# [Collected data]

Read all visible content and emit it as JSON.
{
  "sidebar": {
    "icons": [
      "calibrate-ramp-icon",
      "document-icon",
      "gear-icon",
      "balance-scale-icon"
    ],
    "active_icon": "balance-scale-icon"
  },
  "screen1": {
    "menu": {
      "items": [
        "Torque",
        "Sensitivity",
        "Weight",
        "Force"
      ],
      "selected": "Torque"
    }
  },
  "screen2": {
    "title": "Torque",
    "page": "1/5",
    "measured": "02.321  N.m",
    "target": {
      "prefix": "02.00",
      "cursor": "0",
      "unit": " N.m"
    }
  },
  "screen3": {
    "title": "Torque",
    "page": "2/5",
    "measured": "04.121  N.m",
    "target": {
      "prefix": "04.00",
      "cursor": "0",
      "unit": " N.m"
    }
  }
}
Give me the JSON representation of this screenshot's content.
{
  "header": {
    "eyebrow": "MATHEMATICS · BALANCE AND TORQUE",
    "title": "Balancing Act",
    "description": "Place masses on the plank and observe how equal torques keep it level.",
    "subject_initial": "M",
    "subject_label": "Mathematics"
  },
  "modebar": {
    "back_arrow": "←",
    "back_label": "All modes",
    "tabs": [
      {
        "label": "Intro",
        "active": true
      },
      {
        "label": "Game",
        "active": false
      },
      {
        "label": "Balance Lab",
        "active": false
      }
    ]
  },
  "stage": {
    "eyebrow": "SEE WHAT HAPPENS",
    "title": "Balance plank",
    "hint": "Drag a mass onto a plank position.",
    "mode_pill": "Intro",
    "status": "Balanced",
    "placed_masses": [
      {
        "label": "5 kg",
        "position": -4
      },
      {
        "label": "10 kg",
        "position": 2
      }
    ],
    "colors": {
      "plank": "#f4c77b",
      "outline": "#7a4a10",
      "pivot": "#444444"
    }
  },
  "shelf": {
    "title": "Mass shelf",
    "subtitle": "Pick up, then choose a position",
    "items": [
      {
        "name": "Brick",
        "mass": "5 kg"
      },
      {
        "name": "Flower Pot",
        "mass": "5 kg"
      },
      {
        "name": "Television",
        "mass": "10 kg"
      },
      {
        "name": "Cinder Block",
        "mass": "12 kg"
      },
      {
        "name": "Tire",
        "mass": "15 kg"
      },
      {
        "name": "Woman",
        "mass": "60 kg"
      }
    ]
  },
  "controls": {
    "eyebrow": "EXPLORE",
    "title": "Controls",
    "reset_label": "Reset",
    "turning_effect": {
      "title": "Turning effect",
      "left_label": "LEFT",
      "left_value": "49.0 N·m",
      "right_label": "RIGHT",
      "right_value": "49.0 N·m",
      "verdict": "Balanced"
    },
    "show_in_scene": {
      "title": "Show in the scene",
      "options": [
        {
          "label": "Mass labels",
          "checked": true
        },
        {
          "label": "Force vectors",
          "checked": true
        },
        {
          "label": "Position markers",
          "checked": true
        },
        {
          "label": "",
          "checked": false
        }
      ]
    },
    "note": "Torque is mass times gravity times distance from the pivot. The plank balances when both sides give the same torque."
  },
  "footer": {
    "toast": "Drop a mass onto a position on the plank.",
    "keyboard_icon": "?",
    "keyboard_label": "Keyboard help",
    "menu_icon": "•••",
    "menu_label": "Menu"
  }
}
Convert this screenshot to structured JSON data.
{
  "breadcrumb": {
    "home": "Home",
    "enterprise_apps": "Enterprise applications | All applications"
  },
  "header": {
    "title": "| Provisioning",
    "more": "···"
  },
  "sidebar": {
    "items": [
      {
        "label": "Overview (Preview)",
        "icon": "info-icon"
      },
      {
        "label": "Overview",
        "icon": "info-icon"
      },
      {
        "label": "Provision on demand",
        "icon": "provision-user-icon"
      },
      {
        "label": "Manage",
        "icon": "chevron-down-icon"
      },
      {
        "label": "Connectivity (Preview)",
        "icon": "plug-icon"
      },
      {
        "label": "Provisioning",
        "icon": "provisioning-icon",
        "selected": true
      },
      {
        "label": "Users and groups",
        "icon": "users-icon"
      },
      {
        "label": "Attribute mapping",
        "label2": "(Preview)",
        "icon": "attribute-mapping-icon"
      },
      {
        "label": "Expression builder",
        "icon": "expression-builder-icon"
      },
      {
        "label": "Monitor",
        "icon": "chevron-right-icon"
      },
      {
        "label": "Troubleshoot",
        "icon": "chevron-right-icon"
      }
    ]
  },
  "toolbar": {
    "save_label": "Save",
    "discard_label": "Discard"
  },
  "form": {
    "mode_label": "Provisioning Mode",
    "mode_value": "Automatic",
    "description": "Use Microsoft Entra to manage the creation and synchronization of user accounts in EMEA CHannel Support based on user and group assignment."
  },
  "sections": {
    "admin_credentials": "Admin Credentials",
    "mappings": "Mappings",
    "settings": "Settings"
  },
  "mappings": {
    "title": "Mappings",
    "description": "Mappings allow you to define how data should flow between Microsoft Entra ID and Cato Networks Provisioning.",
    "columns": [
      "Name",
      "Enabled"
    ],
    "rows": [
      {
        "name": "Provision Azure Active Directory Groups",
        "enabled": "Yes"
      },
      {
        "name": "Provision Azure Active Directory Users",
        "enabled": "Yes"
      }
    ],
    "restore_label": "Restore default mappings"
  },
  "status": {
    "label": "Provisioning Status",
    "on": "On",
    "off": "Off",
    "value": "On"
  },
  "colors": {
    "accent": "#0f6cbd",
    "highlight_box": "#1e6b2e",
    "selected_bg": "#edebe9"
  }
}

# [Task to complete]
Return the listing above in full, character for character.

# [Output for this task]
Read all visible content and emit it as JSON.
{
  "sidebar": {
    "icons": [
      "calibrate-ramp-icon",
      "document-icon",
      "gear-icon",
      "balance-scale-icon"
    ],
    "active_icon": "balance-scale-icon"
  },
  "screen1": {
    "menu": {
      "items": [
        "Torque",
        "Sensitivity",
        "Weight",
        "Force"
      ],
      "selected": "Torque"
    }
  },
  "screen2": {
    "title": "Torque",
    "page": "1/5",
    "measured": "02.321  N.m",
    "target": {
      "prefix": "02.00",
      "cursor": "0",
      "unit": " N.m"
    }
  },
  "screen3": {
    "title": "Torque",
    "page": "2/5",
    "measured": "04.121  N.m",
    "target": {
      "prefix": "04.00",
      "cursor": "0",
      "unit": " N.m"
    }
  }
}
Give me the JSON representation of this screenshot's content.
{
  "header": {
    "eyebrow": "MATHEMATICS · BALANCE AND TORQUE",
    "title": "Balancing Act",
    "description": "Place masses on the plank and observe how equal torques keep it level.",
    "subject_initial": "M",
    "subject_label": "Mathematics"
  },
  "modebar": {
    "back_arrow": "←",
    "back_label": "All modes",
    "tabs": [
      {
        "label": "Intro",
        "active": true
      },
      {
        "label": "Game",
        "active": false
      },
      {
        "label": "Balance Lab",
        "active": false
      }
    ]
  },
  "stage": {
    "eyebrow": "SEE WHAT HAPPENS",
    "title": "Balance plank",
    "hint": "Drag a mass onto a plank position.",
    "mode_pill": "Intro",
    "status": "Balanced",
    "placed_masses": [
      {
        "label": "5 kg",
        "position": -4
      },
      {
        "label": "10 kg",
        "position": 2
      }
    ],
    "colors": {
      "plank": "#f4c77b",
      "outline": "#7a4a10",
      "pivot": "#444444"
    }
  },
  "shelf": {
    "title": "Mass shelf",
    "subtitle": "Pick up, then choose a position",
    "items": [
      {
        "name": "Brick",
        "mass": "5 kg"
      },
      {
        "name": "Flower Pot",
        "mass": "5 kg"
      },
      {
        "name": "Television",
        "mass": "10 kg"
      },
      {
        "name": "Cinder Block",
        "mass": "12 kg"
      },
      {
        "name": "Tire",
        "mass": "15 kg"
      },
      {
        "name": "Woman",
        "mass": "60 kg"
      }
    ]
  },
  "controls": {
    "eyebrow": "EXPLORE",
    "title": "Controls",
    "reset_label": "Reset",
    "turning_effect": {
      "title": "Turning effect",
      "left_label": "LEFT",
      "left_value": "49.0 N·m",
      "right_label": "RIGHT",
      "right_value": "49.0 N·m",
      "verdict": "Balanced"
    },
    "show_in_scene": {
      "title": "Show in the scene",
      "options": [
        {
          "label": "Mass labels",
          "checked": true
        },
        {
          "label": "Force vectors",
          "checked": true
        },
        {
          "label": "Position markers",
          "checked": true
        },
        {
          "label": "",
          "checked": false
        }
      ]
    },
    "note": "Torque is mass times gravity times distance from the pivot. The plank balances when both sides give the same torque."
  },
  "footer": {
    "toast": "Drop a mass onto a position on the plank.",
    "keyboard_icon": "?",
    "keyboard_label": "Keyboard help",
    "menu_icon": "•••",
    "menu_label": "Menu"
  }
}
Convert this screenshot to structured JSON data.
{
  "breadcrumb": {
    "home": "Home",
    "enterprise_apps": "Enterprise applications | All applications"
  },
  "header": {
    "title": "| Provisioning",
    "more": "···"
  },
  "sidebar": {
    "items": [
      {
        "label": "Overview (Preview)",
        "icon": "info-icon"
      },
      {
        "label": "Overview",
        "icon": "info-icon"
      },
      {
        "label": "Provision on demand",
        "icon": "provision-user-icon"
      },
      {
        "label": "Manage",
        "icon": "chevron-down-icon"
      },
      {
        "label": "Connectivity (Preview)",
        "icon": "plug-icon"
      },
      {
        "label": "Provisioning",
        "icon": "provisioning-icon",
        "selected": true
      },
      {
        "label": "Users and groups",
        "icon": "users-icon"
      },
      {
        "label": "Attribute mapping",
        "label2": "(Preview)",
        "icon": "attribute-mapping-icon"
      },
      {
        "label": "Expression builder",
        "icon": "expression-builder-icon"
      },
      {
        "label": "Monitor",
        "icon": "chevron-right-icon"
      },
      {
        "label": "Troubleshoot",
        "icon": "chevron-right-icon"
      }
    ]
  },
  "toolbar": {
    "save_label": "Save",
    "discard_label": "Discard"
  },
  "form": {
    "mode_label": "Provisioning Mode",
    "mode_value": "Automatic",
    "description": "Use Microsoft Entra to manage the creation and synchronization of user accounts in EMEA CHannel Support based on user and group assignment."
  },
  "sections": {
    "admin_credentials": "Admin Credentials",
    "mappings": "Mappings",
    "settings": "Settings"
  },
  "mappings": {
    "title": "Mappings",
    "description": "Mappings allow you to define how data should flow between Microsoft Entra ID and Cato Networks Provisioning.",
    "columns": [
      "Name",
      "Enabled"
    ],
    "rows": [
      {
        "name": "Provision Azure Active Directory Groups",
        "enabled": "Yes"
      },
      {
        "name": "Provision Azure Active Directory Users",
        "enabled": "Yes"
      }
    ],
    "restore_label": "Restore default mappings"
  },
  "status": {
    "label": "Provisioning Status",
    "on": "On",
    "off": "Off",
    "value": "On"
  },
  "colors": {
    "accent": "#0f6cbd",
    "highlight_box": "#1e6b2e",
    "selected_bg": "#edebe9"
  }
}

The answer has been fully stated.